Goal:
Leave out every picture, and restate word for word only the lines from the one containing "Extract the structured" through the end of the material.

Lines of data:
>> start

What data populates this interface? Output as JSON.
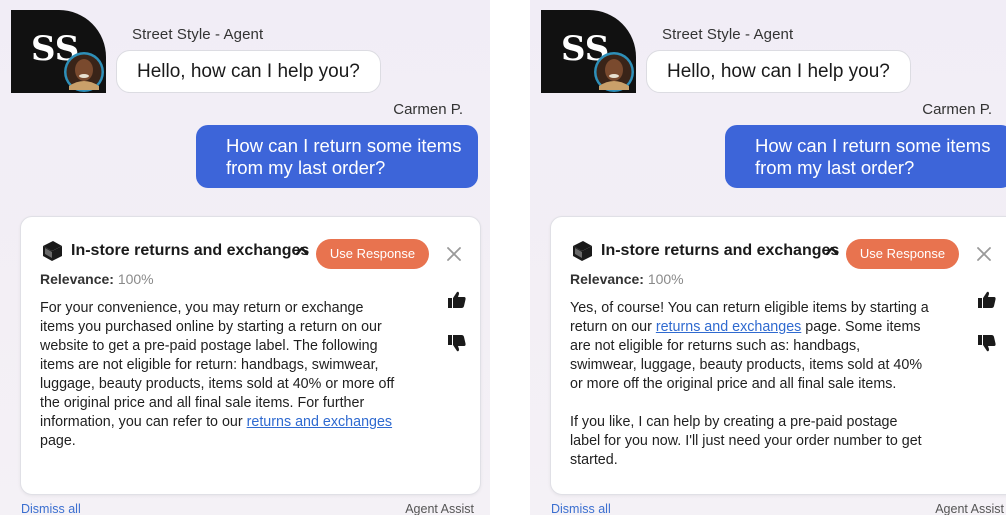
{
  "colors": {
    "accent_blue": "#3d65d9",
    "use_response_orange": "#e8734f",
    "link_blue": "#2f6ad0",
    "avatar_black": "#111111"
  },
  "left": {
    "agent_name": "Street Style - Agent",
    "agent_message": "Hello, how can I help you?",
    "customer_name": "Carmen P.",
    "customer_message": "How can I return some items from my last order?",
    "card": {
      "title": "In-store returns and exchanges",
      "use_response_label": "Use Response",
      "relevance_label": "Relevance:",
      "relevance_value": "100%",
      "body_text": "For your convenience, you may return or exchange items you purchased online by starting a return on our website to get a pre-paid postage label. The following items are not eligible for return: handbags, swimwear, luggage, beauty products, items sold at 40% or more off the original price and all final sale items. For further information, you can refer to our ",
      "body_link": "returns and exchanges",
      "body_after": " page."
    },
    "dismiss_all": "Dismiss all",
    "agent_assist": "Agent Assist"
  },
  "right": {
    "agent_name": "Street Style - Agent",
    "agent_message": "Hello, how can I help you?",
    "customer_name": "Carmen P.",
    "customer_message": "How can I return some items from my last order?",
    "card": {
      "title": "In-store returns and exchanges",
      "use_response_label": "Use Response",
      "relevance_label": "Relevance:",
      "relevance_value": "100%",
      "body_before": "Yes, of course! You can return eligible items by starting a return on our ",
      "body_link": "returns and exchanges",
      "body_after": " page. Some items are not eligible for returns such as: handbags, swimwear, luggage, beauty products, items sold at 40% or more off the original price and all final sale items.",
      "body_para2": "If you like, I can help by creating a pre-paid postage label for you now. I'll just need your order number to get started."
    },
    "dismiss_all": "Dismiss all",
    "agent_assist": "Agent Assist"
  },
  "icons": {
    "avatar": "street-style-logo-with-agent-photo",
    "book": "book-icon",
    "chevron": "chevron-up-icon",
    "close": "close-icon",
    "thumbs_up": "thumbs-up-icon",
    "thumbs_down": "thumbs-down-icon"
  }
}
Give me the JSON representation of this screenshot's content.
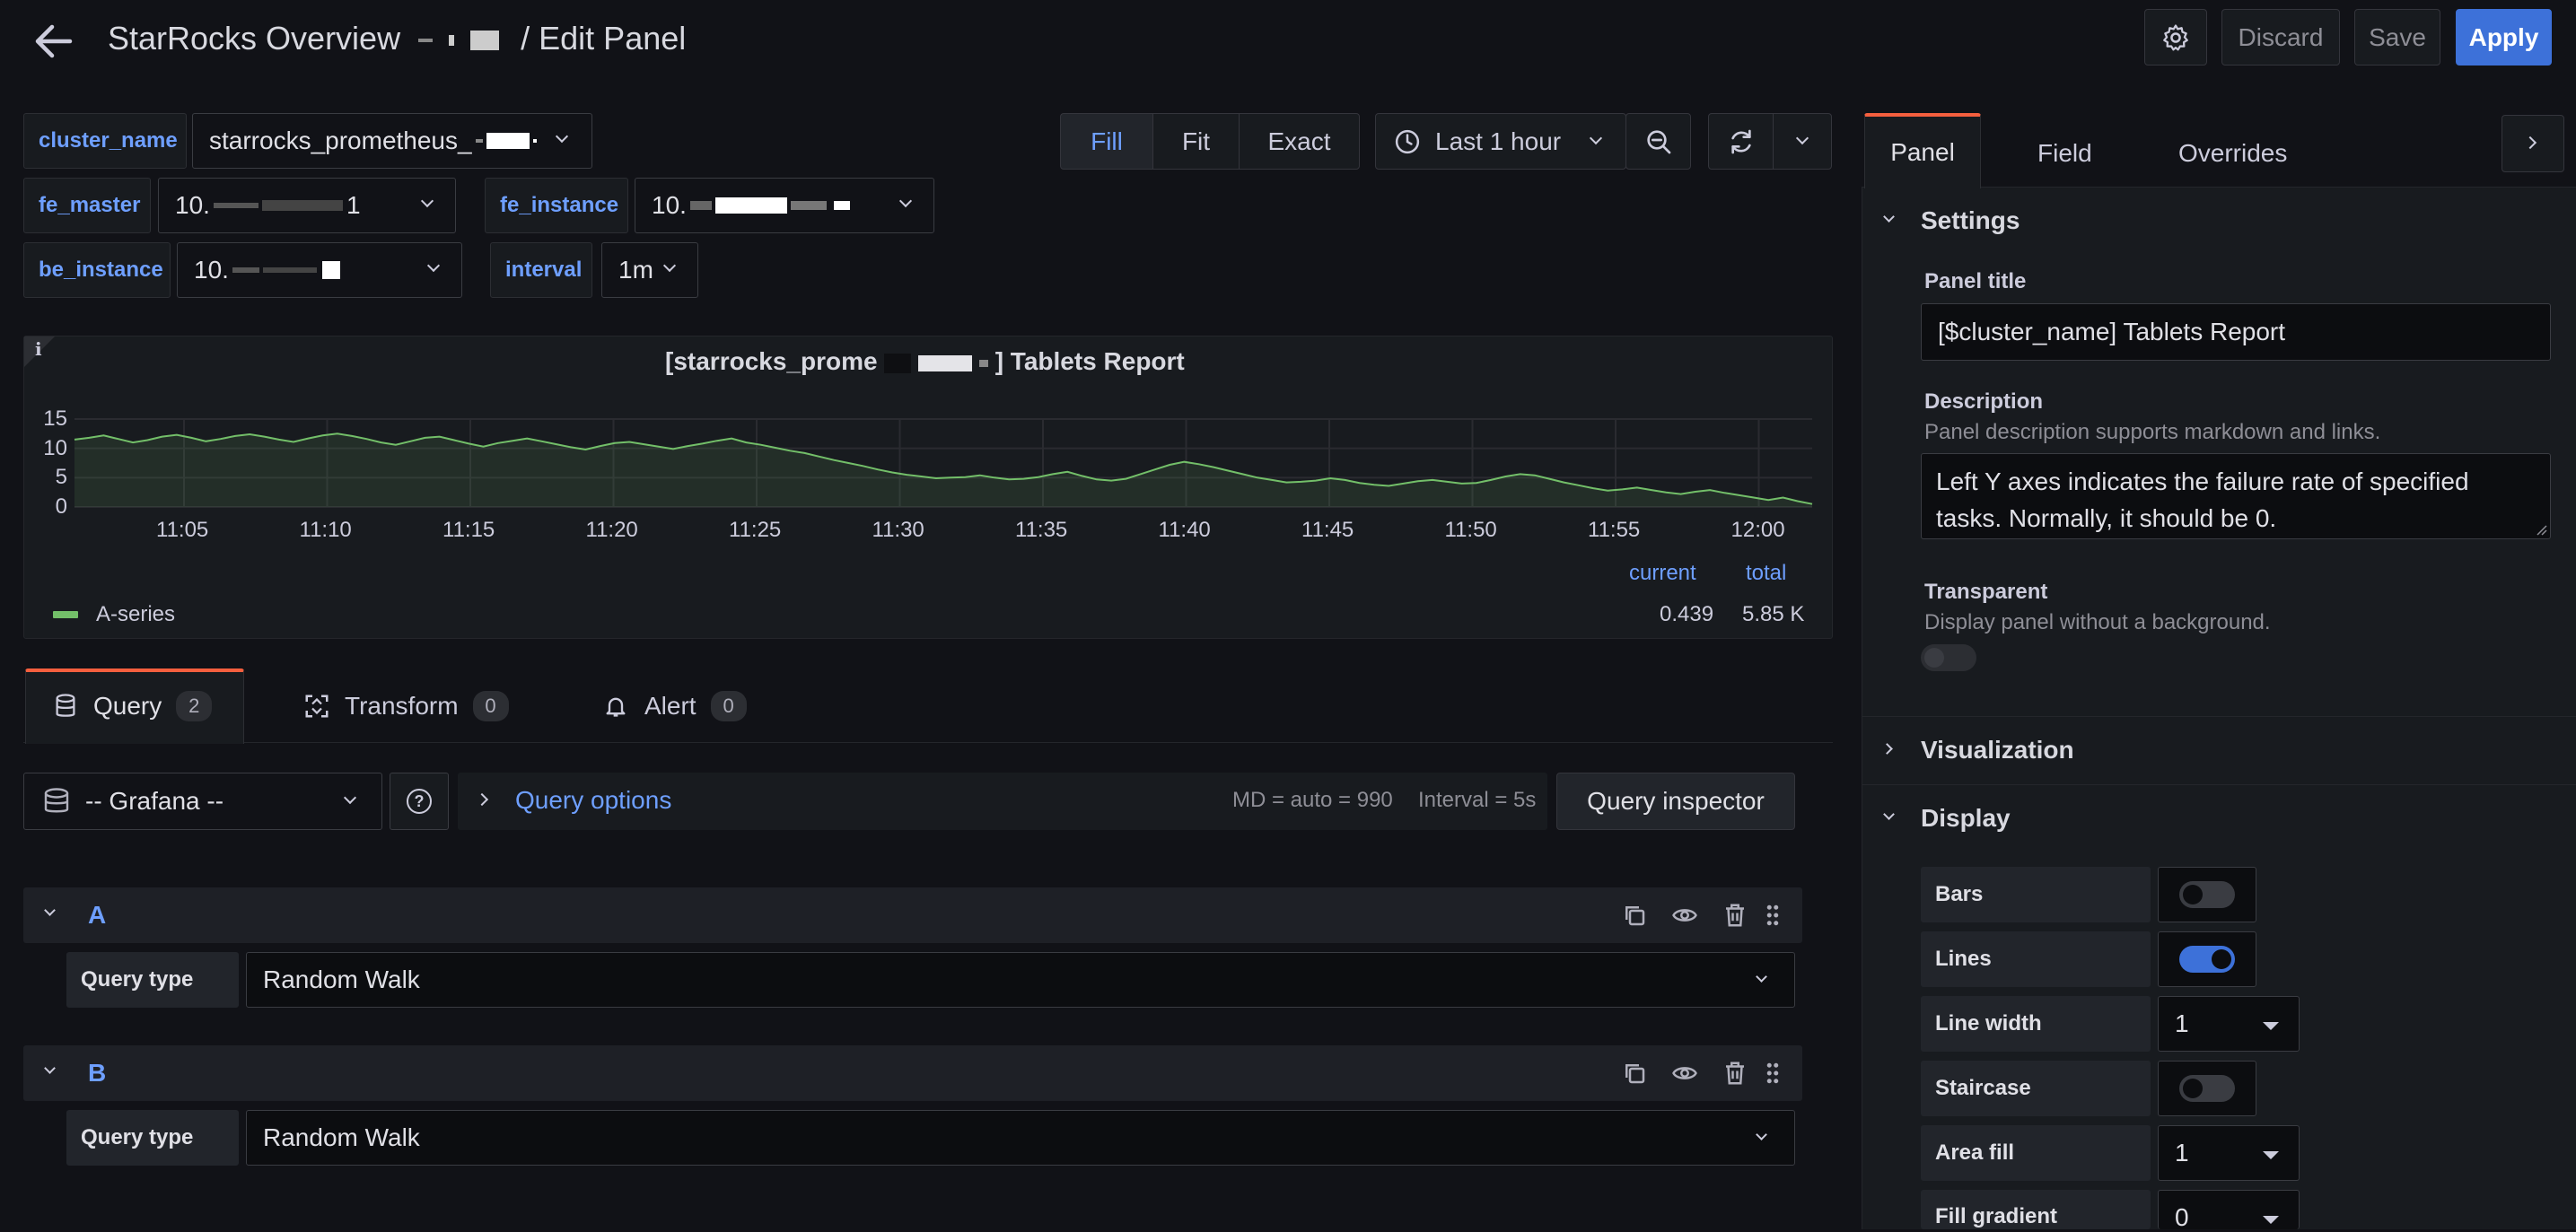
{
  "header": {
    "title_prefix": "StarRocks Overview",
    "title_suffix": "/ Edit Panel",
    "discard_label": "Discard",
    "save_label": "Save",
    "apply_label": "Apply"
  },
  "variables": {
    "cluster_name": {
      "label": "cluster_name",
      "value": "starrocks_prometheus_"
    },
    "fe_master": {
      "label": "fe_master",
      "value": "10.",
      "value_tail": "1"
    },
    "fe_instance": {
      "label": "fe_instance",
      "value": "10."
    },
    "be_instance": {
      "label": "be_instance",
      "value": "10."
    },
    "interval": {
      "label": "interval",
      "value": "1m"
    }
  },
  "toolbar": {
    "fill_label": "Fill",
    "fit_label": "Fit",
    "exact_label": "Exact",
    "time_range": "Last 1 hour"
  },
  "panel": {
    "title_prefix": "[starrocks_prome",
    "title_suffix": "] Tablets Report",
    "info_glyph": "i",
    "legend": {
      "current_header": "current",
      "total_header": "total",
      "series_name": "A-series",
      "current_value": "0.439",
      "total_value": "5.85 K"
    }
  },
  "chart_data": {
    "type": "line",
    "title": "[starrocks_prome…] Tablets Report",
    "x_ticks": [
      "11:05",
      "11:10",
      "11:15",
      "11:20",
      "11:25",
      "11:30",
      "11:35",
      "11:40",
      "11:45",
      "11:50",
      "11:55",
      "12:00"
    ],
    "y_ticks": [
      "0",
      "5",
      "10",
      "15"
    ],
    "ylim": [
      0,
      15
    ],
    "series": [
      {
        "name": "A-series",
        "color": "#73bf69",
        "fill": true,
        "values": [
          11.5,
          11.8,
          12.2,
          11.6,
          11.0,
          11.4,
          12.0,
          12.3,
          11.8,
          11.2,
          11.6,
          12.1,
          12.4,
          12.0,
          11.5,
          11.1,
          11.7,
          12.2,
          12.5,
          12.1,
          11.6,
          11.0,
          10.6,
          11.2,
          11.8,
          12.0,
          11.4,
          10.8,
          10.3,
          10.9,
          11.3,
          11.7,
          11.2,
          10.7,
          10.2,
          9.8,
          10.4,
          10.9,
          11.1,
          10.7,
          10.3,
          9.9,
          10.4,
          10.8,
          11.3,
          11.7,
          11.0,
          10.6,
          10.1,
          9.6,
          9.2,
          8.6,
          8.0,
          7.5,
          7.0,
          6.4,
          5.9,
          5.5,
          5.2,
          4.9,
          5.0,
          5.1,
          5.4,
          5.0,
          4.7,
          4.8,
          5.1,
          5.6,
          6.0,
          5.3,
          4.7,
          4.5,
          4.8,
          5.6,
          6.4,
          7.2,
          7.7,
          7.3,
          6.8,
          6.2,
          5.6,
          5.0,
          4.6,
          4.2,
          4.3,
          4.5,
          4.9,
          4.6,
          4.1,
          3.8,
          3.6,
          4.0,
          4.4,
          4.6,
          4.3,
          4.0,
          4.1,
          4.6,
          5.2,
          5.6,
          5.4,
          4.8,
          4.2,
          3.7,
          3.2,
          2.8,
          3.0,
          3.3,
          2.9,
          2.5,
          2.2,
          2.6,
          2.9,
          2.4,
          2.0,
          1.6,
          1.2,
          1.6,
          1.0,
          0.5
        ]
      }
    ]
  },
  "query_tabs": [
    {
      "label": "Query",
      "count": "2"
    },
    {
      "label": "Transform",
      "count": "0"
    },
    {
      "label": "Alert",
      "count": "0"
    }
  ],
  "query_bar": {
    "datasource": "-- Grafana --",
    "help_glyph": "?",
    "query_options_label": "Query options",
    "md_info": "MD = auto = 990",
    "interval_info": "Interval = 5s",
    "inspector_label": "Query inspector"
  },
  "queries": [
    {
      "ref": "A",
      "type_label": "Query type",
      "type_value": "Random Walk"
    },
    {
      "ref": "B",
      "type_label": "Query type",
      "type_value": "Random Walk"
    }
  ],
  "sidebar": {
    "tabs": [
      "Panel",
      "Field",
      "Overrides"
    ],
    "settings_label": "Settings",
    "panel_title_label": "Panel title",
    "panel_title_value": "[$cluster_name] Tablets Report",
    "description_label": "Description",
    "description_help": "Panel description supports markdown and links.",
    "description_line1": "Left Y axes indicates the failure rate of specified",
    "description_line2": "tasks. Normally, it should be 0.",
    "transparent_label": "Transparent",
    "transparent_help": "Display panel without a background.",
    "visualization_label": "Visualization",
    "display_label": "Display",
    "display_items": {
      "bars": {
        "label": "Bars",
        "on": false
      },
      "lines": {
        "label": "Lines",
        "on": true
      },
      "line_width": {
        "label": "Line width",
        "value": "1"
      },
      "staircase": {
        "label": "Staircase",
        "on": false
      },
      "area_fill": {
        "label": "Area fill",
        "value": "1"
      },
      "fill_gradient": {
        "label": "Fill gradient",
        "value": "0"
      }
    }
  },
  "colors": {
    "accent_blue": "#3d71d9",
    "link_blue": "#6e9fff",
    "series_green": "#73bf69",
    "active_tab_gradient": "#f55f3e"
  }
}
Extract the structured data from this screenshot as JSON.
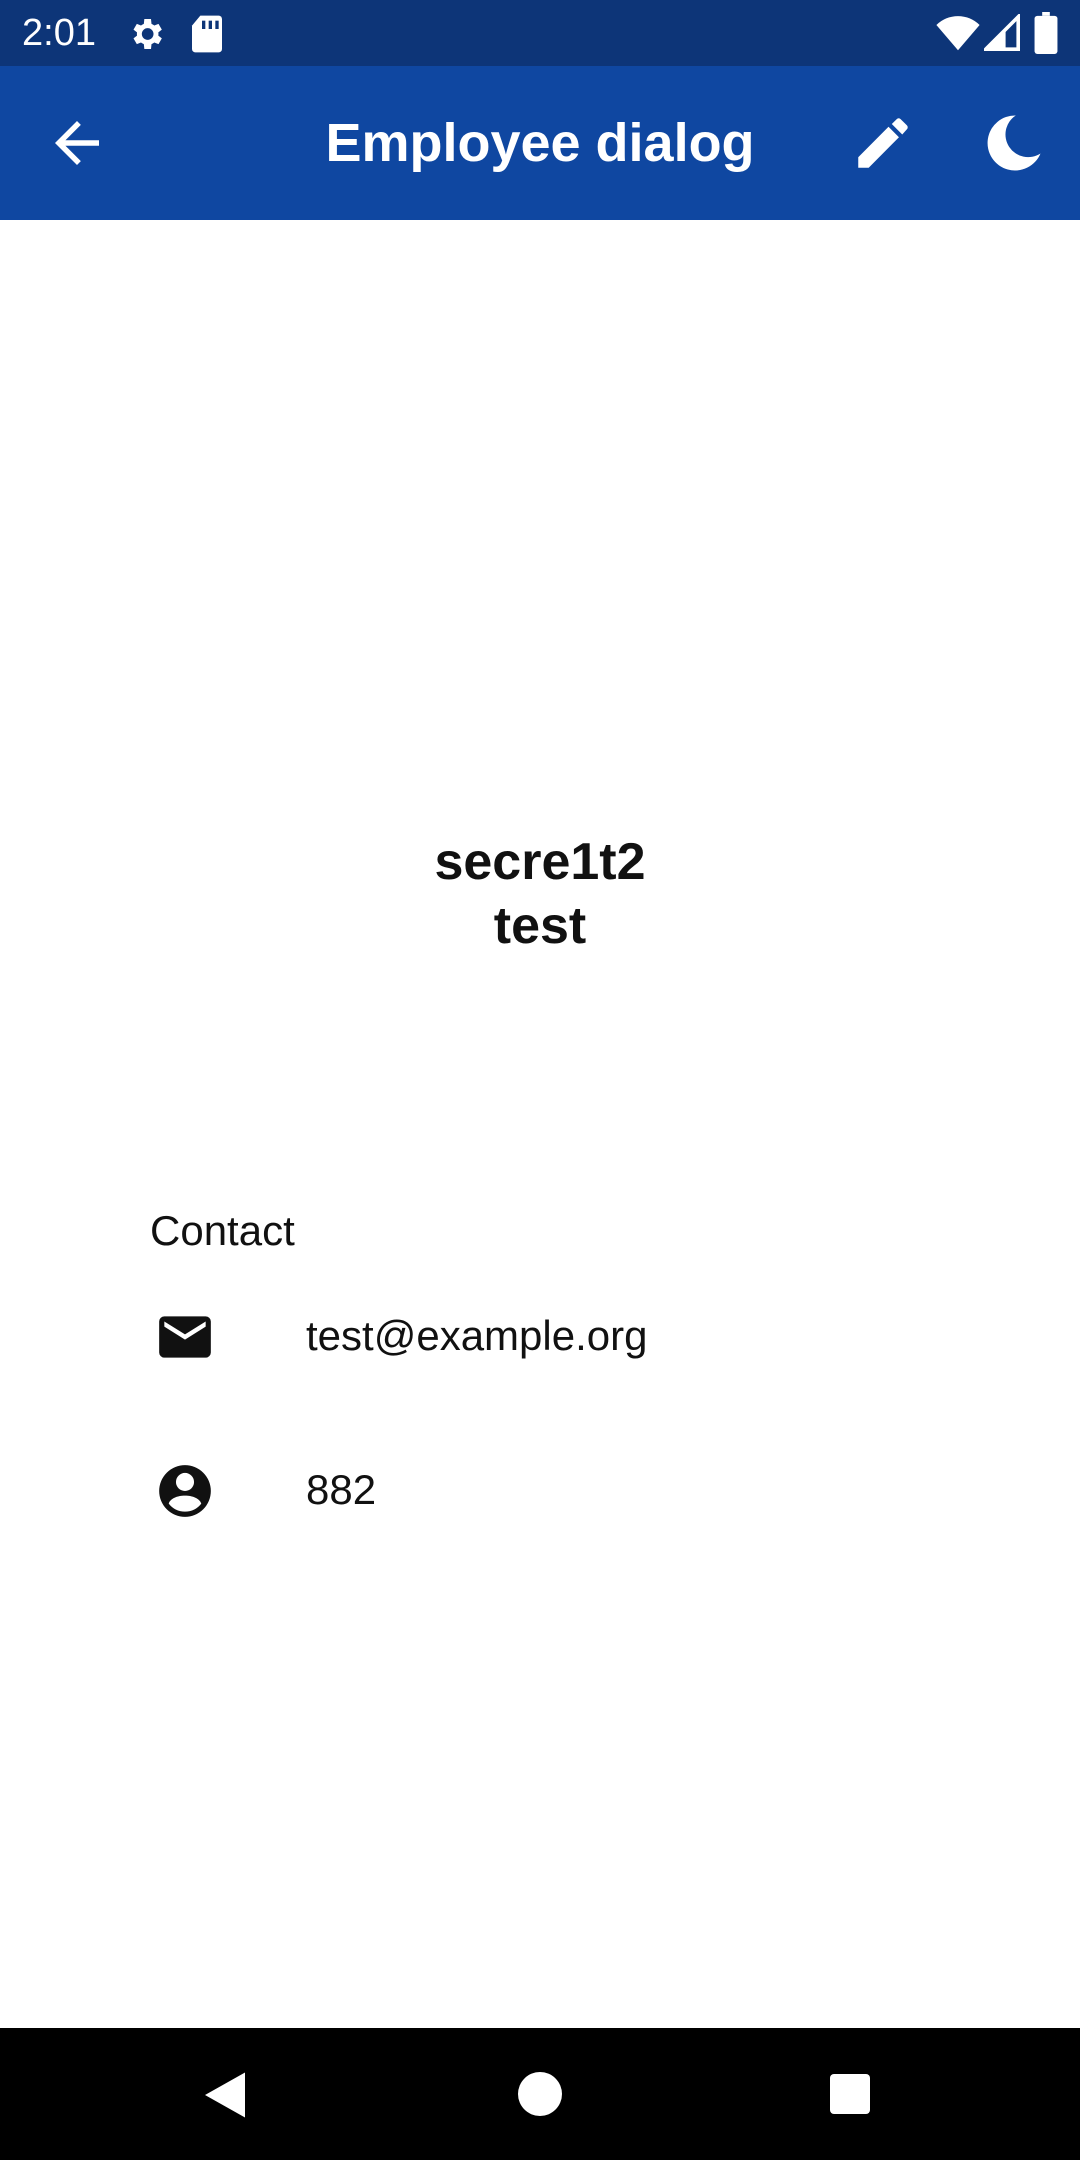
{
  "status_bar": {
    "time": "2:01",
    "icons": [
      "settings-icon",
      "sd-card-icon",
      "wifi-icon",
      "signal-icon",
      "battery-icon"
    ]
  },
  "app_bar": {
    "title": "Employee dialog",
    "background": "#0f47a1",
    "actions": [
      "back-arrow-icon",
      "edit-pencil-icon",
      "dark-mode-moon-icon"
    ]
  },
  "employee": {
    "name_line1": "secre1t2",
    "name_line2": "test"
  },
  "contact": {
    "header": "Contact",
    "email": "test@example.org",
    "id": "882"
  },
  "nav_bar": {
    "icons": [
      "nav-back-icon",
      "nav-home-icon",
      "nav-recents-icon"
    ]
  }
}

>> end

Correct output:
Extract the structured data from this screenshot as JSON.
{
  "status_bar": {
    "time": "2:01",
    "icons": [
      "settings-icon",
      "sd-card-icon",
      "wifi-icon",
      "signal-icon",
      "battery-icon"
    ]
  },
  "app_bar": {
    "title": "Employee dialog",
    "background": "#0f47a1",
    "actions": [
      "back-arrow-icon",
      "edit-pencil-icon",
      "dark-mode-moon-icon"
    ]
  },
  "employee": {
    "name_line1": "secre1t2",
    "name_line2": "test"
  },
  "contact": {
    "header": "Contact",
    "email": "test@example.org",
    "id": "882"
  },
  "nav_bar": {
    "icons": [
      "nav-back-icon",
      "nav-home-icon",
      "nav-recents-icon"
    ]
  }
}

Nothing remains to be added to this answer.